» THE EXERCISE
Write out each line exactly as it stands, please.

» AVAILABLE DATA
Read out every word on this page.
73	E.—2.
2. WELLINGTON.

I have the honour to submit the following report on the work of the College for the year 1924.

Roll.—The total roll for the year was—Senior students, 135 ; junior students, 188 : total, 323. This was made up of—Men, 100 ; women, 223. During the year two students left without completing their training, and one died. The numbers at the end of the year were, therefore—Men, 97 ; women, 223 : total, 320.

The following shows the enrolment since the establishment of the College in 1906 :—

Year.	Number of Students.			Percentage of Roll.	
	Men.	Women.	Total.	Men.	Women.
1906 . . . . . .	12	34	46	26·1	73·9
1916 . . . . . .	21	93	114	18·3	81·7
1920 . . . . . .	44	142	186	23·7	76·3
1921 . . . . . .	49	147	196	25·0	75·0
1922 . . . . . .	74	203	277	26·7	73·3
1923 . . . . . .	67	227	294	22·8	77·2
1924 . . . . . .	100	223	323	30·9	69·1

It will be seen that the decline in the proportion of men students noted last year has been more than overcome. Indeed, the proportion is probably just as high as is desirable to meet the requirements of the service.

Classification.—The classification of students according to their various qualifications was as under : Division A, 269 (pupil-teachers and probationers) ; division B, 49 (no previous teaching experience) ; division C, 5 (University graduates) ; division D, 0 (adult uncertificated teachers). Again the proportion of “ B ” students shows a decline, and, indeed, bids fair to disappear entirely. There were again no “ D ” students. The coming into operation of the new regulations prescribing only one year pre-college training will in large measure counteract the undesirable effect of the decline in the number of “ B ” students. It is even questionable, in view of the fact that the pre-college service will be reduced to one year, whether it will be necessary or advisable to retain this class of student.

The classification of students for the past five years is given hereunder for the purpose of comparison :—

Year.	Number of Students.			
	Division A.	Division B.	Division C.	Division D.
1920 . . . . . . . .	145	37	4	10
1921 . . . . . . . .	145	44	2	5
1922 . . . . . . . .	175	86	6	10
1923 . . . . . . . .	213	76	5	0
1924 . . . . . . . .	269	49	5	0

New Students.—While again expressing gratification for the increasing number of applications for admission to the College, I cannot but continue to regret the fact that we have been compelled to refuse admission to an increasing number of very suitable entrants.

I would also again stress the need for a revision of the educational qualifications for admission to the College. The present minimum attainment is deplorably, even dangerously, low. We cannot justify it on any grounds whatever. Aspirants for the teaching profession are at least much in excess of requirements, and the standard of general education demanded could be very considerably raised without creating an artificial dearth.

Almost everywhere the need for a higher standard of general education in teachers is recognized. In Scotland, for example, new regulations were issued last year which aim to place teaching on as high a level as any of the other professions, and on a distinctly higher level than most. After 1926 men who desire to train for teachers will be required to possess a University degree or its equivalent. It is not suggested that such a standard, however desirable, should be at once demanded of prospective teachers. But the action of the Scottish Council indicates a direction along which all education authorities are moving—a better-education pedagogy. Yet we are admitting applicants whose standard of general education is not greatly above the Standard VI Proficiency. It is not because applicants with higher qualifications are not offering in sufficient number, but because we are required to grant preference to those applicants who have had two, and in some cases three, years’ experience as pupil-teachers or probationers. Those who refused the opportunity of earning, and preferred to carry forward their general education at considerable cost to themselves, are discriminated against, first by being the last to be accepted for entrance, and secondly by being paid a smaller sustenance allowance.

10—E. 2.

» TASK ANSWER
Read out every word on this page.
73	E.—2.
2. WELLINGTON.

I have the honour to submit the following report on the work of the College for the year 1924.

Roll.—The total roll for the year was—Senior students, 135 ; junior students, 188 : total, 323. This was made up of—Men, 100 ; women, 223. During the year two students left without completing their training, and one died. The numbers at the end of the year were, therefore—Men, 97 ; women, 223 : total, 320.

The following shows the enrolment since the establishment of the College in 1906 :—

Year.	Number of Students.			Percentage of Roll.	
	Men.	Women.	Total.	Men.	Women.
1906 . . . . . .	12	34	46	26·1	73·9
1916 . . . . . .	21	93	114	18·3	81·7
1920 . . . . . .	44	142	186	23·7	76·3
1921 . . . . . .	49	147	196	25·0	75·0
1922 . . . . . .	74	203	277	26·7	73·3
1923 . . . . . .	67	227	294	22·8	77·2
1924 . . . . . .	100	223	323	30·9	69·1

It will be seen that the decline in the proportion of men students noted last year has been more than overcome. Indeed, the proportion is probably just as high as is desirable to meet the requirements of the service.

Classification.—The classification of students according to their various qualifications was as under : Division A, 269 (pupil-teachers and probationers) ; division B, 49 (no previous teaching experience) ; division C, 5 (University graduates) ; division D, 0 (adult uncertificated teachers). Again the proportion of “ B ” students shows a decline, and, indeed, bids fair to disappear entirely. There were again no “ D ” students. The coming into operation of the new regulations prescribing only one year pre-college training will in large measure counteract the undesirable effect of the decline in the number of “ B ” students. It is even questionable, in view of the fact that the pre-college service will be reduced to one year, whether it will be necessary or advisable to retain this class of student.

The classification of students for the past five years is given hereunder for the purpose of comparison :—

Year.	Number of Students.			
	Division A.	Division B.	Division C.	Division D.
1920 . . . . . . . .	145	37	4	10
1921 . . . . . . . .	145	44	2	5
1922 . . . . . . . .	175	86	6	10
1923 . . . . . . . .	213	76	5	0
1924 . . . . . . . .	269	49	5	0

New Students.—While again expressing gratification for the increasing number of applications for admission to the College, I cannot but continue to regret the fact that we have been compelled to refuse admission to an increasing number of very suitable entrants.

I would also again stress the need for a revision of the educational qualifications for admission to the College. The present minimum attainment is deplorably, even dangerously, low. We cannot justify it on any grounds whatever. Aspirants for the teaching profession are at least much in excess of requirements, and the standard of general education demanded could be very considerably raised without creating an artificial dearth.

Almost everywhere the need for a higher standard of general education in teachers is recognized. In Scotland, for example, new regulations were issued last year which aim to place teaching on as high a level as any of the other professions, and on a distinctly higher level than most. After 1926 men who desire to train for teachers will be required to possess a University degree or its equivalent. It is not suggested that such a standard, however desirable, should be at once demanded of prospective teachers. But the action of the Scottish Council indicates a direction along which all education authorities are moving—a better-education pedagogy. Yet we are admitting applicants whose standard of general education is not greatly above the Standard VI Proficiency. It is not because applicants with higher qualifications are not offering in sufficient number, but because we are required to grant preference to those applicants who have had two, and in some cases three, years’ experience as pupil-teachers or probationers. Those who refused the opportunity of earning, and preferred to carry forward their general education at considerable cost to themselves, are discriminated against, first by being the last to be accepted for entrance, and secondly by being paid a smaller sustenance allowance.

10—E. 2.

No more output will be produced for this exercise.